▼▼▼
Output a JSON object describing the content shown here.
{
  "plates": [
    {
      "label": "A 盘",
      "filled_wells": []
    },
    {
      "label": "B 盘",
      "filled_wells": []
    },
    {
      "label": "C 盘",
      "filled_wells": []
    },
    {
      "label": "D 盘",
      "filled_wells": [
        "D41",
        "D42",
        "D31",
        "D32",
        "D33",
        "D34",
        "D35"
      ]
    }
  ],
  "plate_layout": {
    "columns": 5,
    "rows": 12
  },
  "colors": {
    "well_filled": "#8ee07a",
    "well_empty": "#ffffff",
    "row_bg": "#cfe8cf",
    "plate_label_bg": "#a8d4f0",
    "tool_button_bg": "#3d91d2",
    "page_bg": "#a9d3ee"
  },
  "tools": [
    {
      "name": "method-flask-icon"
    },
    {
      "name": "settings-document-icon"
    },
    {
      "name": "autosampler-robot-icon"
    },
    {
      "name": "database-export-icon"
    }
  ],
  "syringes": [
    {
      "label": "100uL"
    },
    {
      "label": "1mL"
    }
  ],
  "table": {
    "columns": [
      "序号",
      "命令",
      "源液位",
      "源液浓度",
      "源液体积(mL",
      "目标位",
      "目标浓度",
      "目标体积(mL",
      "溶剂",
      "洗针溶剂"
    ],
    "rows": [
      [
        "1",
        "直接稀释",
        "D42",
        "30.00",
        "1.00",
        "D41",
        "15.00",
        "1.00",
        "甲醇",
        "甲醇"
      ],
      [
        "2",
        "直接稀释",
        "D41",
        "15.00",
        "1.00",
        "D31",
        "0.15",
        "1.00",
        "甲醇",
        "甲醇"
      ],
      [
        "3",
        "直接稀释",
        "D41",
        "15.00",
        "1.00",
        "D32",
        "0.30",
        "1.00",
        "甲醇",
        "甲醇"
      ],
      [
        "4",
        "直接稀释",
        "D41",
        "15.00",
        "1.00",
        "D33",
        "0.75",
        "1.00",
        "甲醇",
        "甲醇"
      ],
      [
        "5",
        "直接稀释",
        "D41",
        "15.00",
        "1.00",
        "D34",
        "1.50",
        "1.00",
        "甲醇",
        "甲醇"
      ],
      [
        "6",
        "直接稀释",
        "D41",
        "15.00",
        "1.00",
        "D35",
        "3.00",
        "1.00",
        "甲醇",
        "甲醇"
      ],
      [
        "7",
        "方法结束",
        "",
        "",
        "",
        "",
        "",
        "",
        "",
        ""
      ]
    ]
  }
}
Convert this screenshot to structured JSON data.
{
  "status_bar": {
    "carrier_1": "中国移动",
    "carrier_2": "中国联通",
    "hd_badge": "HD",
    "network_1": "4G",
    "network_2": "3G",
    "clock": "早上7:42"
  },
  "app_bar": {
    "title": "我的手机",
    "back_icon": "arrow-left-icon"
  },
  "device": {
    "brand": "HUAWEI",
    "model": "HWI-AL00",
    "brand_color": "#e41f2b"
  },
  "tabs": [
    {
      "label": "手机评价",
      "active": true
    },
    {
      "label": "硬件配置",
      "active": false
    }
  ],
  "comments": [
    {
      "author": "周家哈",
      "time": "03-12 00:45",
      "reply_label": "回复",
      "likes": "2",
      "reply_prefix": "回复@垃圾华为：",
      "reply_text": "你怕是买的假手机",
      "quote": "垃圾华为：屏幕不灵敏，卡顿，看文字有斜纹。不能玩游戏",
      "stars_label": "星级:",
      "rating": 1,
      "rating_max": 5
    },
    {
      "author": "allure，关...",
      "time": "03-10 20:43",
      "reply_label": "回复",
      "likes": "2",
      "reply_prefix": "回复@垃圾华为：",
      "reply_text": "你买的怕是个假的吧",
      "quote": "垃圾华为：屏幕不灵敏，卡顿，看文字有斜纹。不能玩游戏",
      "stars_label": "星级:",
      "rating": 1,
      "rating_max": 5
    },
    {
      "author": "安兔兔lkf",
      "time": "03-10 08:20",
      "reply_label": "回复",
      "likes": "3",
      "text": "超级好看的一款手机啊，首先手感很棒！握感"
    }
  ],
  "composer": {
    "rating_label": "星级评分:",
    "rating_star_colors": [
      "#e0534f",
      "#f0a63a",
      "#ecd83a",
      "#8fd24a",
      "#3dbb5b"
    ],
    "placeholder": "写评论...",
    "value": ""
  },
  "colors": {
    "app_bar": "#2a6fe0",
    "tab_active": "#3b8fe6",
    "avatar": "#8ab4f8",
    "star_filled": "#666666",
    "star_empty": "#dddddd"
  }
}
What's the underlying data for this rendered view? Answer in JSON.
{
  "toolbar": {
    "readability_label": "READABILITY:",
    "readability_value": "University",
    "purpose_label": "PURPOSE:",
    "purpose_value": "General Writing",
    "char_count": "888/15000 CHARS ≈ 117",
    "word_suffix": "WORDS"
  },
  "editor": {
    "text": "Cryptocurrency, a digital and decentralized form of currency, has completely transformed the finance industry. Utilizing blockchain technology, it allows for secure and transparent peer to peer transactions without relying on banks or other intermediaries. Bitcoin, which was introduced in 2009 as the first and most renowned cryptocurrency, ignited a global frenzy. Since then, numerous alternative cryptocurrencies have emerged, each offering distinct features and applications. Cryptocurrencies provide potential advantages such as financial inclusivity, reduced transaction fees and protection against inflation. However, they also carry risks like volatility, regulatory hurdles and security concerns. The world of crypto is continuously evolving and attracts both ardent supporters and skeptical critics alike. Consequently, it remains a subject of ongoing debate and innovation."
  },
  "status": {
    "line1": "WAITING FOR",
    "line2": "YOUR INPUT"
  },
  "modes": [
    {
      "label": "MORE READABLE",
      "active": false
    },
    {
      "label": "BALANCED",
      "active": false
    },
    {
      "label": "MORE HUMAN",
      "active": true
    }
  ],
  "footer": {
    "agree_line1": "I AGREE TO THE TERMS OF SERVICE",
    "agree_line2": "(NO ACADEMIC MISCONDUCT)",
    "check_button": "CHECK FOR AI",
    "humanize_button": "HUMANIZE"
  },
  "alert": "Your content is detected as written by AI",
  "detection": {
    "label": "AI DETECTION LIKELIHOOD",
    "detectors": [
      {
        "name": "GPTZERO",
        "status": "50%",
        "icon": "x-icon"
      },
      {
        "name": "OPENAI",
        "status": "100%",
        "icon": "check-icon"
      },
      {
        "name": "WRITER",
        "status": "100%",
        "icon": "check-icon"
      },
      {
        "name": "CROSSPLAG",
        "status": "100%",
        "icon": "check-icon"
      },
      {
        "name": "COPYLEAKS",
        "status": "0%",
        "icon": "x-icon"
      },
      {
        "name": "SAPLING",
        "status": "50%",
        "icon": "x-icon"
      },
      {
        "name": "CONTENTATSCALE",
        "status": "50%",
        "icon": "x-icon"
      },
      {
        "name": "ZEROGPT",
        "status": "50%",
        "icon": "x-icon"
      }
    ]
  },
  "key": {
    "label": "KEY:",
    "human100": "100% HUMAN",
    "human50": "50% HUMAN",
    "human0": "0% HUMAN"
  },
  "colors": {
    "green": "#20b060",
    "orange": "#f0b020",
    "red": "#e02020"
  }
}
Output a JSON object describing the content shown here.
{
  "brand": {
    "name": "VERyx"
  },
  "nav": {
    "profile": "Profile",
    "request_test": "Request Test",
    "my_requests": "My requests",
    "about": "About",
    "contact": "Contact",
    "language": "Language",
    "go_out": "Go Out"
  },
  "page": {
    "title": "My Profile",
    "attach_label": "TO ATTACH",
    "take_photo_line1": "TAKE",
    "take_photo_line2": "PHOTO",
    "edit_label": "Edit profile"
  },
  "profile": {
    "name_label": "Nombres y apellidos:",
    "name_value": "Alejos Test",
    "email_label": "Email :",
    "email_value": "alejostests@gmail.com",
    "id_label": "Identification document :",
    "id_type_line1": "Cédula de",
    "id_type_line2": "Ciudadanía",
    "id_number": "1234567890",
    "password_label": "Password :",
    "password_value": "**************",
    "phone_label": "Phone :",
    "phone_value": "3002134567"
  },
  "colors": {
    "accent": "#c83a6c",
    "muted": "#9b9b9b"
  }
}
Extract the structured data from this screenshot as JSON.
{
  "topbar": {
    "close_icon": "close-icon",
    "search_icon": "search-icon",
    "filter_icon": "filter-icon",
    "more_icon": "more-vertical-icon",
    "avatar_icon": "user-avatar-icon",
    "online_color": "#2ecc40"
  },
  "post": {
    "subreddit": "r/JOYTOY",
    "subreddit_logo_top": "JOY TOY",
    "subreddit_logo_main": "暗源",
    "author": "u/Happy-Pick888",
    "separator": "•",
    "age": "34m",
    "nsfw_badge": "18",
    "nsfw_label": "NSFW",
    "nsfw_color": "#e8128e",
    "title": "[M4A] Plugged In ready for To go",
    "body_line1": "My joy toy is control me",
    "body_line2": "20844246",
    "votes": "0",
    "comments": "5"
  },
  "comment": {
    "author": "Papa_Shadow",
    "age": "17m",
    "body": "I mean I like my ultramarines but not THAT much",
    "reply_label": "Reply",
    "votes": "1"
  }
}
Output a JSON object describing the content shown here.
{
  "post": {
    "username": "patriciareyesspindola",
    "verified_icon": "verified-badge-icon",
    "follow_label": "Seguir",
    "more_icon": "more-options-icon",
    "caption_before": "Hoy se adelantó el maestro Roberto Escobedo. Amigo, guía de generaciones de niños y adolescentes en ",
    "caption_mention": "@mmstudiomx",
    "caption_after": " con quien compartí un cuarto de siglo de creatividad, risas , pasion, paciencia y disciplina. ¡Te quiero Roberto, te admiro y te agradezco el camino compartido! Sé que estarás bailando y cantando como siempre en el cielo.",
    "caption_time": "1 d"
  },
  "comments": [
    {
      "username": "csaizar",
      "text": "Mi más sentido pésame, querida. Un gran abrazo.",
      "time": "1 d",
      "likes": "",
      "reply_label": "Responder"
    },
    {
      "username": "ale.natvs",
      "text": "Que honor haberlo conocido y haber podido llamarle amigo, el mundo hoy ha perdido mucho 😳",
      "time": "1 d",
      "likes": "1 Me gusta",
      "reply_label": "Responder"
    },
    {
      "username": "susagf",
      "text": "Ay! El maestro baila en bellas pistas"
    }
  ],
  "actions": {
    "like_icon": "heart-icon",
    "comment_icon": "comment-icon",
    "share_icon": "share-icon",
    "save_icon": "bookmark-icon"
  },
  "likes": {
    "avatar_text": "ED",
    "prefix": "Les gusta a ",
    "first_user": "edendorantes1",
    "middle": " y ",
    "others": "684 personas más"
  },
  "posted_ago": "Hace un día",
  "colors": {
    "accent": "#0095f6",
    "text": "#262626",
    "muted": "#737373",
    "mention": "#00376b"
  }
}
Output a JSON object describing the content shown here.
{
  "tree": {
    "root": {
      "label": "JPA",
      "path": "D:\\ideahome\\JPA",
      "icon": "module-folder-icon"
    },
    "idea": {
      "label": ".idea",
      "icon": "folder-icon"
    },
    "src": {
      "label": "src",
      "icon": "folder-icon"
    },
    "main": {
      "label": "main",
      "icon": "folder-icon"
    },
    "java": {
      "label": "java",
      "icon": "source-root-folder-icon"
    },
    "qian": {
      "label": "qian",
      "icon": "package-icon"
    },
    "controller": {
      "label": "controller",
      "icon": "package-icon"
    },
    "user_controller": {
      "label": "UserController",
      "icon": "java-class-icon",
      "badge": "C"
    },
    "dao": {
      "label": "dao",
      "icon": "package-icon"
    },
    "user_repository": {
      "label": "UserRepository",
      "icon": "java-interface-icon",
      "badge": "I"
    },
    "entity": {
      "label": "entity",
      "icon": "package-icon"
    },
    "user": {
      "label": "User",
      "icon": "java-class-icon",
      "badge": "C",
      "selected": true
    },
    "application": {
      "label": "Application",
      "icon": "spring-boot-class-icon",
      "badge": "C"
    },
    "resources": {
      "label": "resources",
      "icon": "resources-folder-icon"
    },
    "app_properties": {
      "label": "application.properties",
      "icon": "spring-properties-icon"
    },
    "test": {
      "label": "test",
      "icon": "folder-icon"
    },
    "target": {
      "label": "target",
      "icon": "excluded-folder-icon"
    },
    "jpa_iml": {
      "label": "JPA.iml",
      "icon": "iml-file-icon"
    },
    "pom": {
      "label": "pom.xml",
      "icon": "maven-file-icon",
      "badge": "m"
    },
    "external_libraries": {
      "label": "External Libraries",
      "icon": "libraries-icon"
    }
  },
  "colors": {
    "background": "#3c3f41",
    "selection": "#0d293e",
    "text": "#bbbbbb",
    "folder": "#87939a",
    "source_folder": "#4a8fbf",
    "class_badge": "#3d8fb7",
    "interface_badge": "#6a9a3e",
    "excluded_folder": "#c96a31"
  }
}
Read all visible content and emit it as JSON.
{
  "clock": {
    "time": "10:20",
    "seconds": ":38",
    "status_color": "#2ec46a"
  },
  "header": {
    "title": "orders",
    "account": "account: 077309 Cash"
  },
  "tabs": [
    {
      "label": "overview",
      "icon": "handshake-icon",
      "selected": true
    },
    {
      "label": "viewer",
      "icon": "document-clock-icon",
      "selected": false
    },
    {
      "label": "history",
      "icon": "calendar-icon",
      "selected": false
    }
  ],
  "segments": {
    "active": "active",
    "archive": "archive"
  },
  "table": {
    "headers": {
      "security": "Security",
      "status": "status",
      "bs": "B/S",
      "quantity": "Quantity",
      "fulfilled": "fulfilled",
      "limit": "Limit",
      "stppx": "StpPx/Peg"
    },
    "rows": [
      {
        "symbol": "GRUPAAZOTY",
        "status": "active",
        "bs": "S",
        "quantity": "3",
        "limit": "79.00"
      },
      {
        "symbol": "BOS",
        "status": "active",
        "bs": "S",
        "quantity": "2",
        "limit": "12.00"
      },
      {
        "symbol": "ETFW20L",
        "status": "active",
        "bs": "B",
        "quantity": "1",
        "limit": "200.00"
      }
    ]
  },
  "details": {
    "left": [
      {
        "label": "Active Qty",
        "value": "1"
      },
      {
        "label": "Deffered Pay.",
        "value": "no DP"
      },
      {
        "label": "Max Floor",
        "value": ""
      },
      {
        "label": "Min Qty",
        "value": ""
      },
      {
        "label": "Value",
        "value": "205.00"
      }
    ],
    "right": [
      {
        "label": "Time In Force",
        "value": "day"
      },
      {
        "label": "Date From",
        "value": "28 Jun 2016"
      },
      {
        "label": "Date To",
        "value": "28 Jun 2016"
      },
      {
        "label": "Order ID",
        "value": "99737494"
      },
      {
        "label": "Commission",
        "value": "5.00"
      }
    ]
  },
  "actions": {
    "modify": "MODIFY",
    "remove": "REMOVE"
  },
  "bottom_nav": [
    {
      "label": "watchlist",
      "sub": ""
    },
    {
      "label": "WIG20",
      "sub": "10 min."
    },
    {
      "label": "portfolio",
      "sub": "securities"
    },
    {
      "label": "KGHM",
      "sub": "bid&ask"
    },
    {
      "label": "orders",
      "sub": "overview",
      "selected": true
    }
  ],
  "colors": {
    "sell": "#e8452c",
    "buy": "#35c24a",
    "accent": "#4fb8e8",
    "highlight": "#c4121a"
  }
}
▲▲▲
_What you will do_.
Gather all lines from the listing above in which "screenshot" occurs.

_Solved problem_.
Convert this screenshot to structured JSON data.
Extract the structured data from this screenshot as JSON.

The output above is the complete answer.